--- START OF STORED RECORDS ---

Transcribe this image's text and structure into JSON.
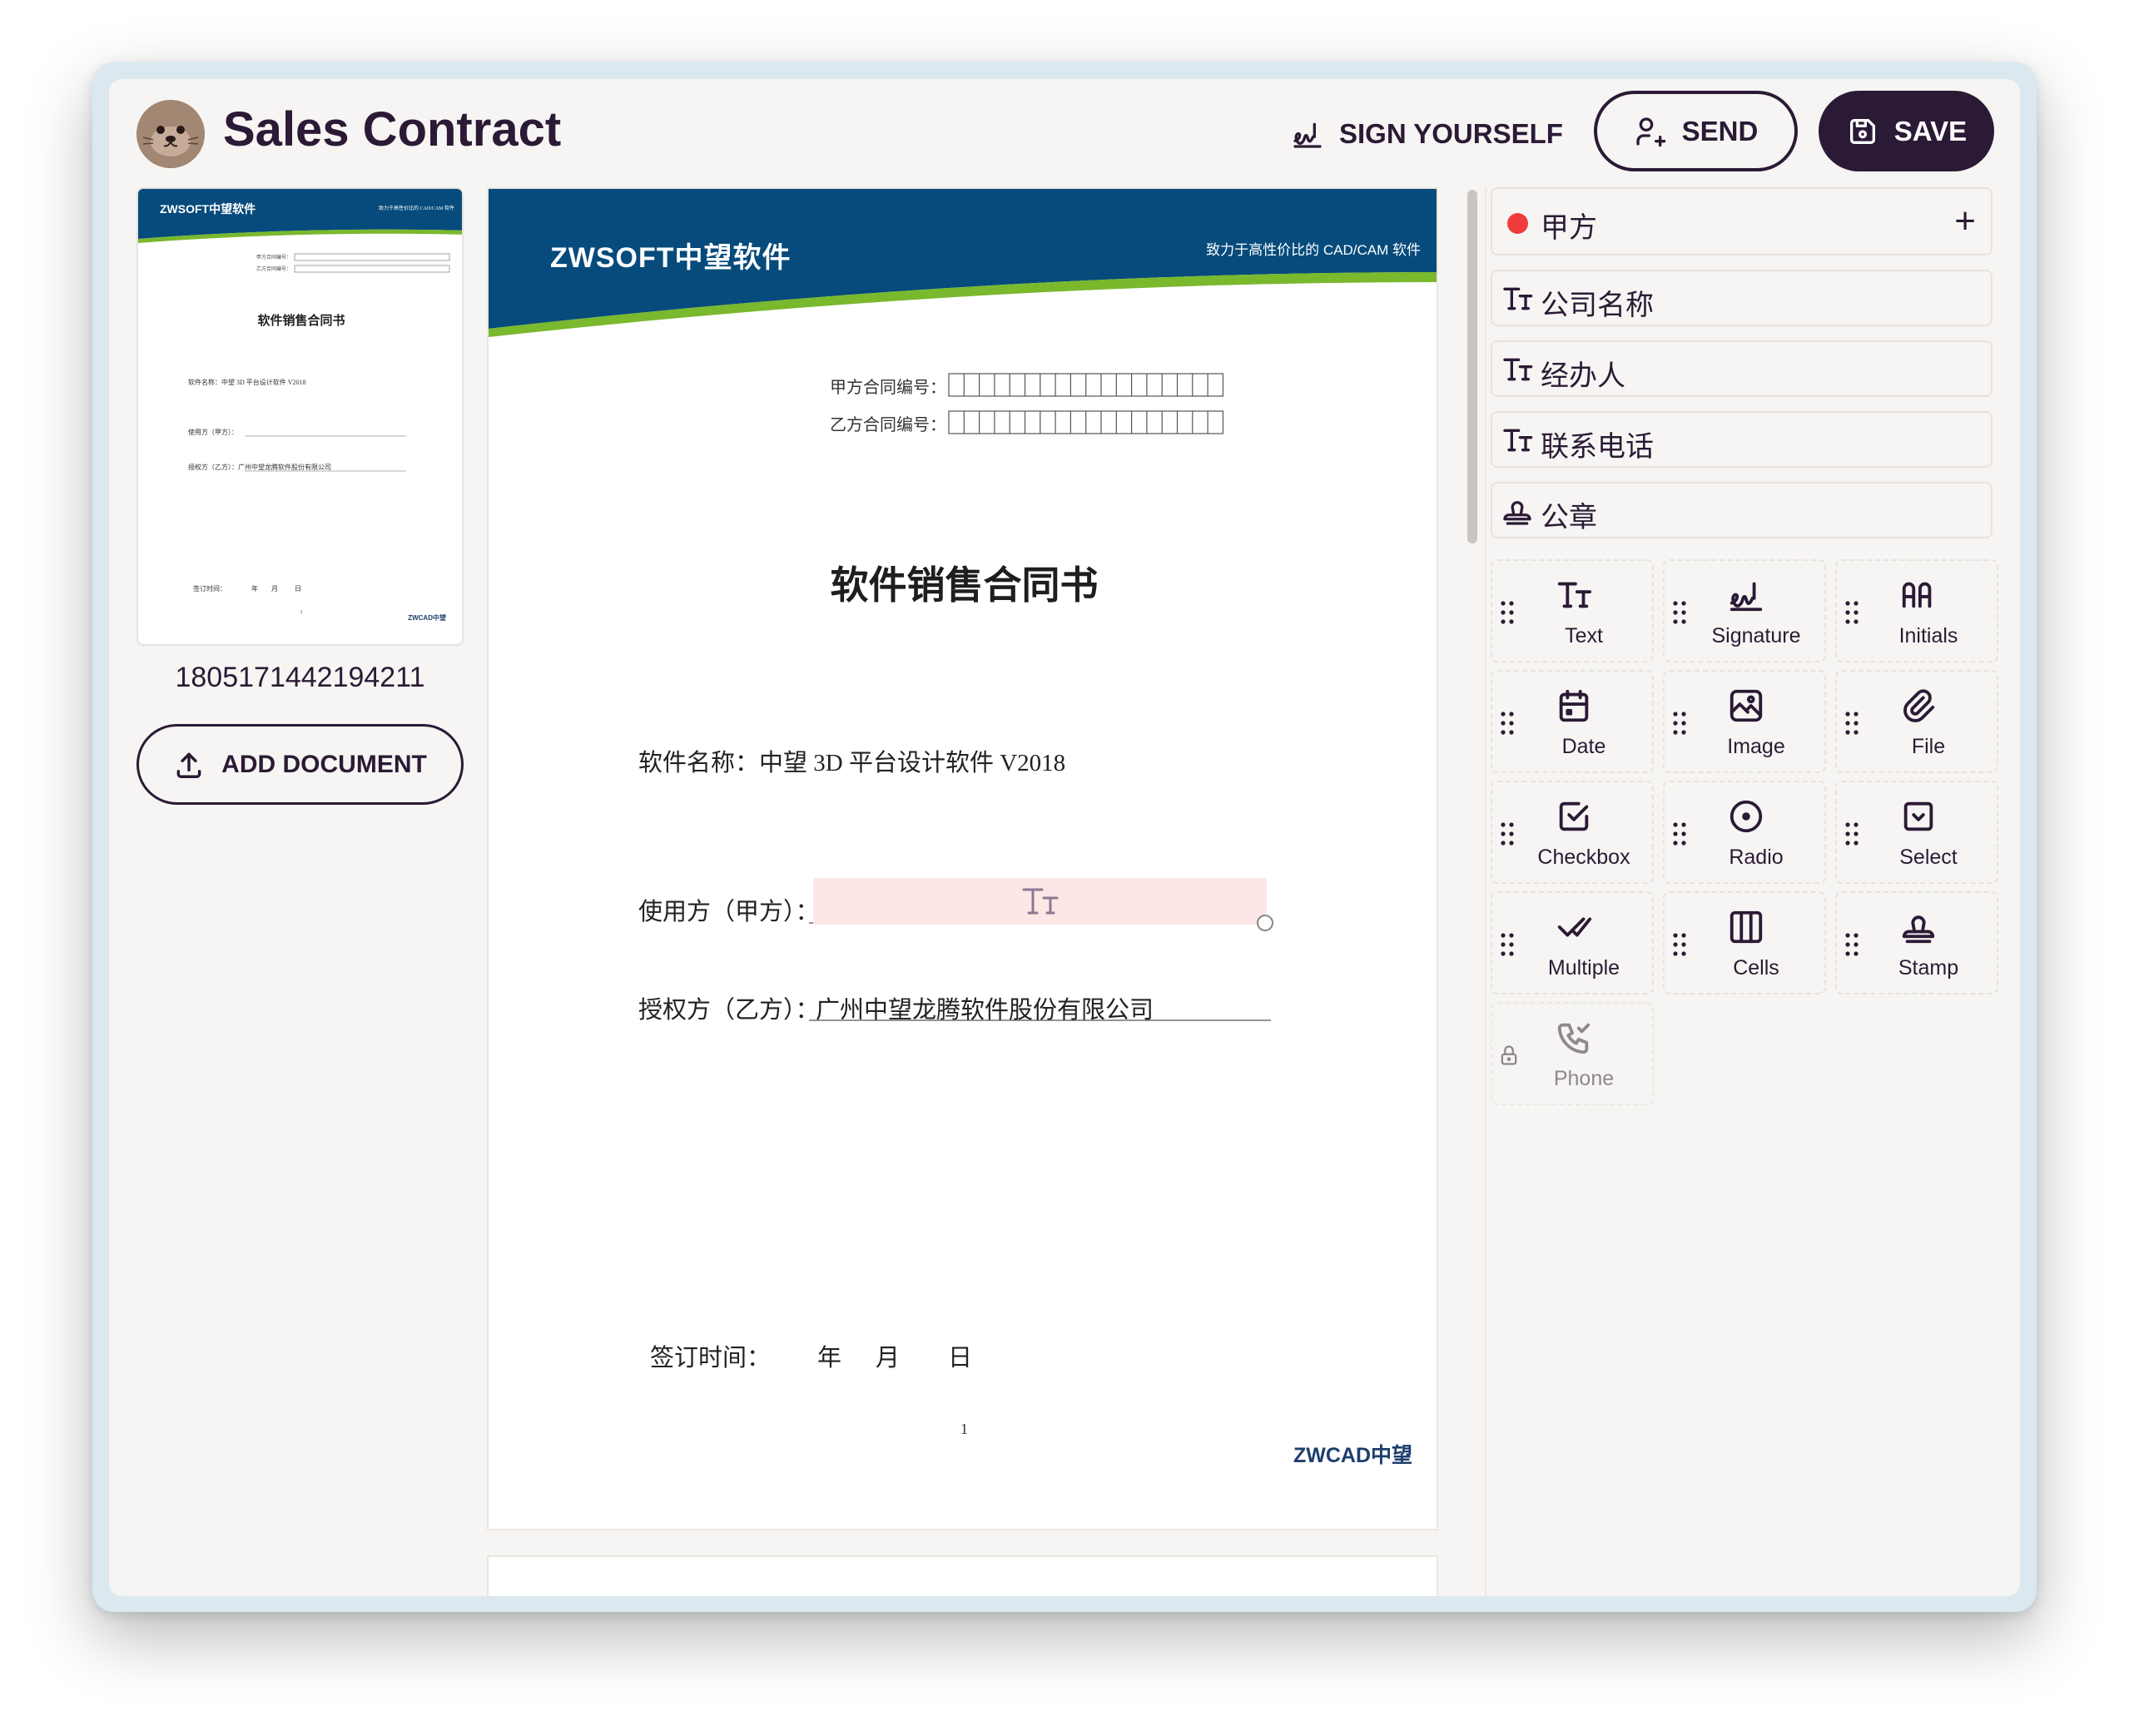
{
  "header": {
    "title": "Sales Contract",
    "sign_yourself_label": "SIGN YOURSELF",
    "send_label": "SEND",
    "save_label": "SAVE"
  },
  "documents": {
    "items": [
      {
        "id": "1805171442194211"
      }
    ],
    "add_label": "ADD DOCUMENT"
  },
  "page": {
    "banner_logo": "ZWSOFT中望软件",
    "banner_tagline": "致力于高性价比的 CAD/CAM 软件",
    "party_a_no_label": "甲方合同编号：",
    "party_b_no_label": "乙方合同编号：",
    "doc_title": "软件销售合同书",
    "software_line": "软件名称：中望 3D 平台设计软件 V2018",
    "user_label": "使用方（甲方）：",
    "licensor_label": "授权方（乙方）：",
    "licensor_value": "广州中望龙腾软件股份有限公司",
    "sign_time_label": "签订时间：",
    "year": "年",
    "month": "月",
    "day": "日",
    "page_number": "1",
    "footer_logo": "ZWCAD中望"
  },
  "thumbnail": {
    "logo": "ZWSOFT中望软件",
    "tagline": "致力于高性价比的 CAD/CAM 软件",
    "a_no": "甲方合同编号：",
    "b_no": "乙方合同编号：",
    "title": "软件销售合同书",
    "software": "软件名称：中望 3D 平台设计软件 V2018",
    "user": "使用方（甲方）：",
    "licensor": "授权方（乙方）：广州中望龙腾软件股份有限公司",
    "sign": "签订时间：",
    "year": "年",
    "month": "月",
    "day": "日",
    "page_number": "1",
    "footer": "ZWCAD中望"
  },
  "party": {
    "name": "甲方",
    "color": "#ef3b3b",
    "fields": [
      {
        "label": "公司名称",
        "icon": "text-icon"
      },
      {
        "label": "经办人",
        "icon": "text-icon"
      },
      {
        "label": "联系电话",
        "icon": "text-icon"
      },
      {
        "label": "公章",
        "icon": "stamp-icon"
      }
    ]
  },
  "field_types": [
    {
      "label": "Text",
      "icon": "text-icon"
    },
    {
      "label": "Signature",
      "icon": "signature-icon"
    },
    {
      "label": "Initials",
      "icon": "initials-icon"
    },
    {
      "label": "Date",
      "icon": "calendar-icon"
    },
    {
      "label": "Image",
      "icon": "image-icon"
    },
    {
      "label": "File",
      "icon": "paperclip-icon"
    },
    {
      "label": "Checkbox",
      "icon": "checkbox-icon"
    },
    {
      "label": "Radio",
      "icon": "radio-icon"
    },
    {
      "label": "Select",
      "icon": "select-icon"
    },
    {
      "label": "Multiple",
      "icon": "double-check-icon"
    },
    {
      "label": "Cells",
      "icon": "cells-icon"
    },
    {
      "label": "Stamp",
      "icon": "stamp-icon"
    },
    {
      "label": "Phone",
      "icon": "phone-icon",
      "locked": true
    }
  ],
  "colors": {
    "primary": "#2b1a35",
    "background": "#f7f5f3",
    "banner_blue": "#064b7c",
    "banner_green": "#7ab82d",
    "field_highlight": "#fde6e6",
    "party_dot": "#ef3b3b"
  }
}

--- END OF STORED RECORDS ---

* REQUIREMENTS:
Report the number of lines of the listing above that hold the string "软件名称", with no other text.

* EXERCISE SOLUTION:
2